* EXERCISE PROMPT
Quote the material exactly from the line that contains "Parse this screenshot: output" through its last line. Any pictures are to be left out.
+++ DATA PROVIDED
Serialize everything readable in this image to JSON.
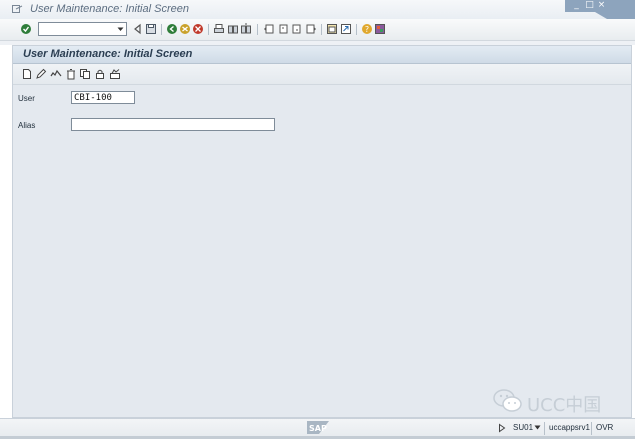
{
  "window": {
    "title": "User Maintenance: Initial Screen",
    "controls": [
      "_",
      "□",
      "×"
    ]
  },
  "toolbar": {
    "command_field_value": "",
    "icons": [
      "enter-icon",
      "back-icon",
      "save-icon",
      "green-back-icon",
      "exit-icon",
      "cancel-icon",
      "print-icon",
      "find-icon",
      "find-next-icon",
      "first-page-icon",
      "previous-page-icon",
      "next-page-icon",
      "last-page-icon",
      "create-session-icon",
      "shortcut-icon",
      "help-icon",
      "customize-layout-icon"
    ]
  },
  "screen": {
    "title": "User Maintenance: Initial Screen",
    "app_icons": [
      "create-icon",
      "change-icon",
      "display-icon",
      "delete-icon",
      "copy-icon",
      "lock-icon",
      "change-password-icon"
    ]
  },
  "form": {
    "user_label": "User",
    "user_value": "CBI-100",
    "alias_label": "Alias",
    "alias_value": ""
  },
  "status": {
    "transaction": "SU01",
    "server": "uccappsrv1",
    "mode": "OVR",
    "logo_text": "SAP"
  },
  "watermark": {
    "text": "UCC中国"
  },
  "colors": {
    "panel_bg": "#e4e9ef",
    "header_bg": "#cfdbe7",
    "title_text": "#5c6d80"
  }
}
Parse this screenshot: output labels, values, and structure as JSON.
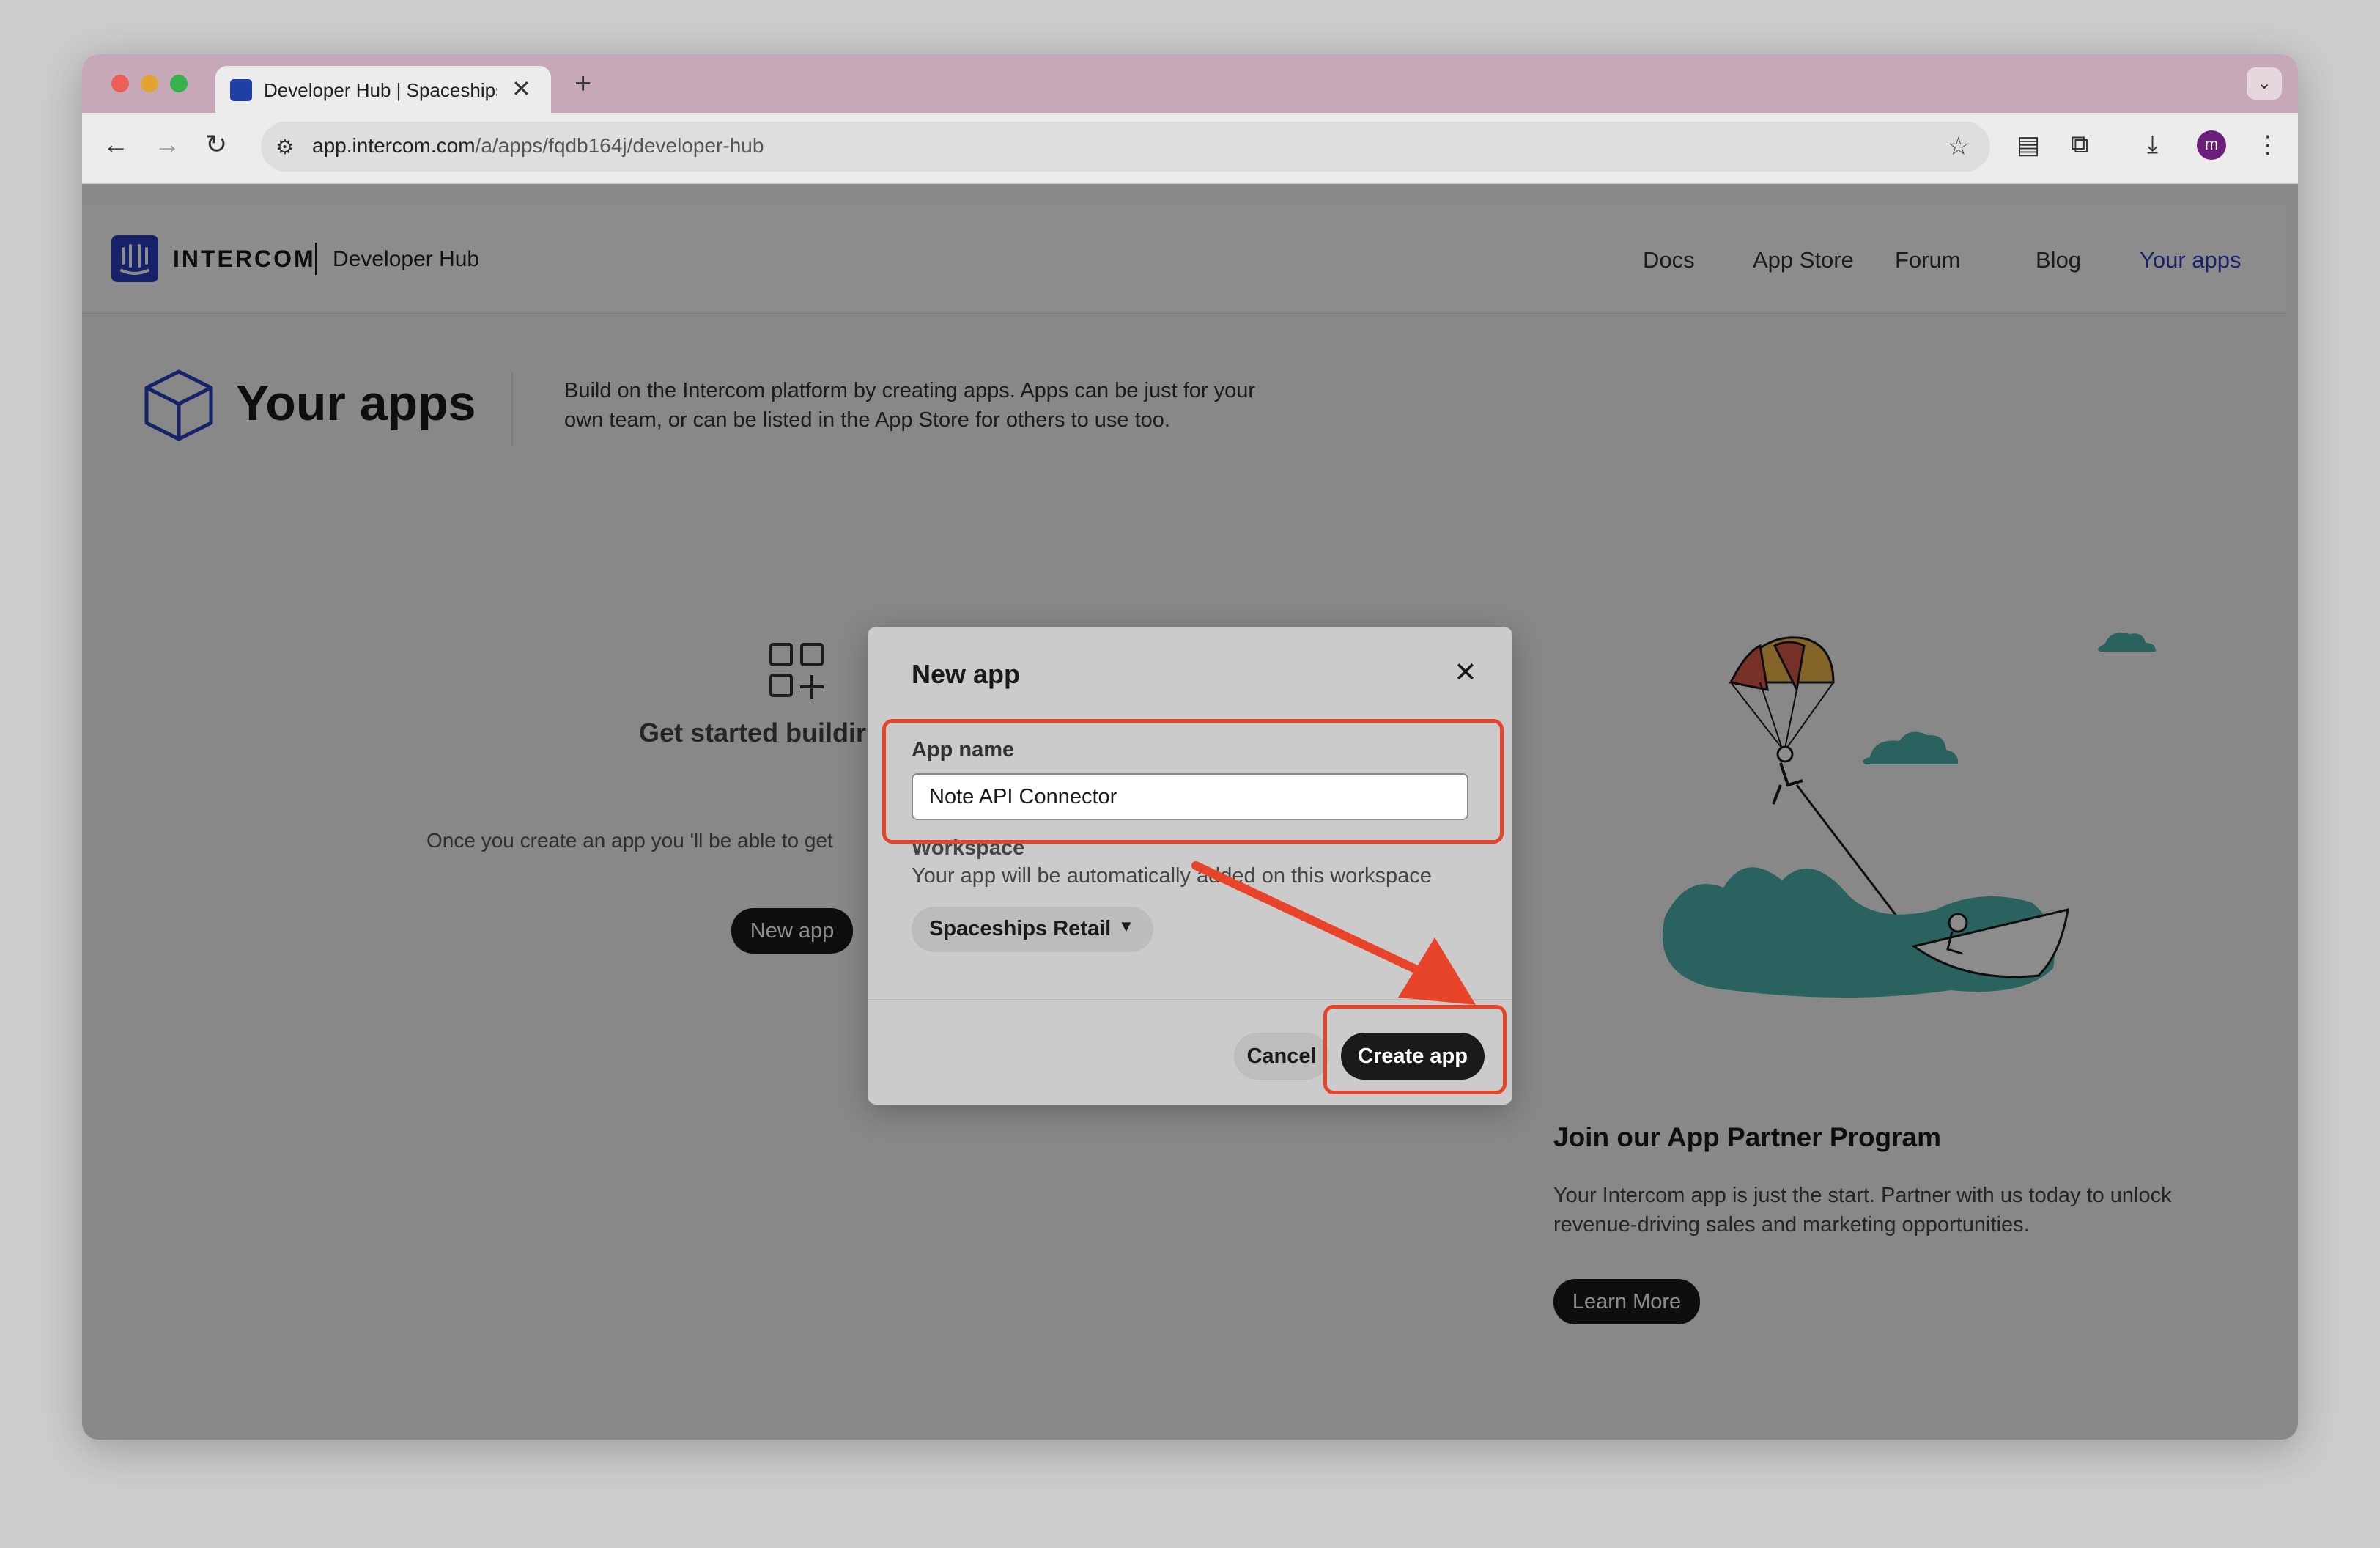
{
  "browser": {
    "tab_title": "Developer Hub | Spaceships R",
    "new_tab": "+",
    "tab_close": "✕",
    "tab_menu": "⌄",
    "url_host": "app.intercom.com",
    "url_path": "/a/apps/fqdb164j/developer-hub",
    "avatar_letter": "m"
  },
  "header": {
    "logo_text": "INTERCOM",
    "logo_sub": "Developer Hub",
    "nav": [
      "Docs",
      "App Store",
      "Forum",
      "Blog",
      "Your apps"
    ],
    "active_nav_color": "#2b3fbf"
  },
  "page": {
    "title": "Your apps",
    "description": "Build on the Intercom platform by creating apps. Apps can be just for your own team, or can be listed in the App Store for others to use too.",
    "empty_title": "Get started buildir",
    "empty_sub": "Once you create an app you 'll be able to get",
    "new_app_button": "New app",
    "partner_title": "Join our App Partner Program",
    "partner_desc": "Your Intercom app is just the start. Partner with us today to unlock revenue-driving sales and marketing opportunities.",
    "learn_more": "Learn More"
  },
  "modal": {
    "title": "New app",
    "close": "✕",
    "app_name_label": "App name",
    "app_name_value": "Note API Connector",
    "workspace_label": "Workspace",
    "workspace_desc": "Your app will be automatically added on this workspace",
    "workspace_value": "Spaceships Retail",
    "cancel": "Cancel",
    "create": "Create app"
  },
  "annotation_color": "#e8442a"
}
++++++
* RESPONSE BELOW
Parse this screenshot: output labels, values, and structure as JSON.
{
  "browser": {
    "tab_title": "Developer Hub | Spaceships R",
    "new_tab": "+",
    "tab_close": "✕",
    "tab_menu": "⌄",
    "url_host": "app.intercom.com",
    "url_path": "/a/apps/fqdb164j/developer-hub",
    "avatar_letter": "m"
  },
  "header": {
    "logo_text": "INTERCOM",
    "logo_sub": "Developer Hub",
    "nav": [
      "Docs",
      "App Store",
      "Forum",
      "Blog",
      "Your apps"
    ],
    "active_nav_color": "#2b3fbf"
  },
  "page": {
    "title": "Your apps",
    "description": "Build on the Intercom platform by creating apps. Apps can be just for your own team, or can be listed in the App Store for others to use too.",
    "empty_title": "Get started buildir",
    "empty_sub": "Once you create an app you 'll be able to get",
    "new_app_button": "New app",
    "partner_title": "Join our App Partner Program",
    "partner_desc": "Your Intercom app is just the start. Partner with us today to unlock revenue-driving sales and marketing opportunities.",
    "learn_more": "Learn More"
  },
  "modal": {
    "title": "New app",
    "close": "✕",
    "app_name_label": "App name",
    "app_name_value": "Note API Connector",
    "workspace_label": "Workspace",
    "workspace_desc": "Your app will be automatically added on this workspace",
    "workspace_value": "Spaceships Retail",
    "cancel": "Cancel",
    "create": "Create app"
  },
  "annotation_color": "#e8442a"
}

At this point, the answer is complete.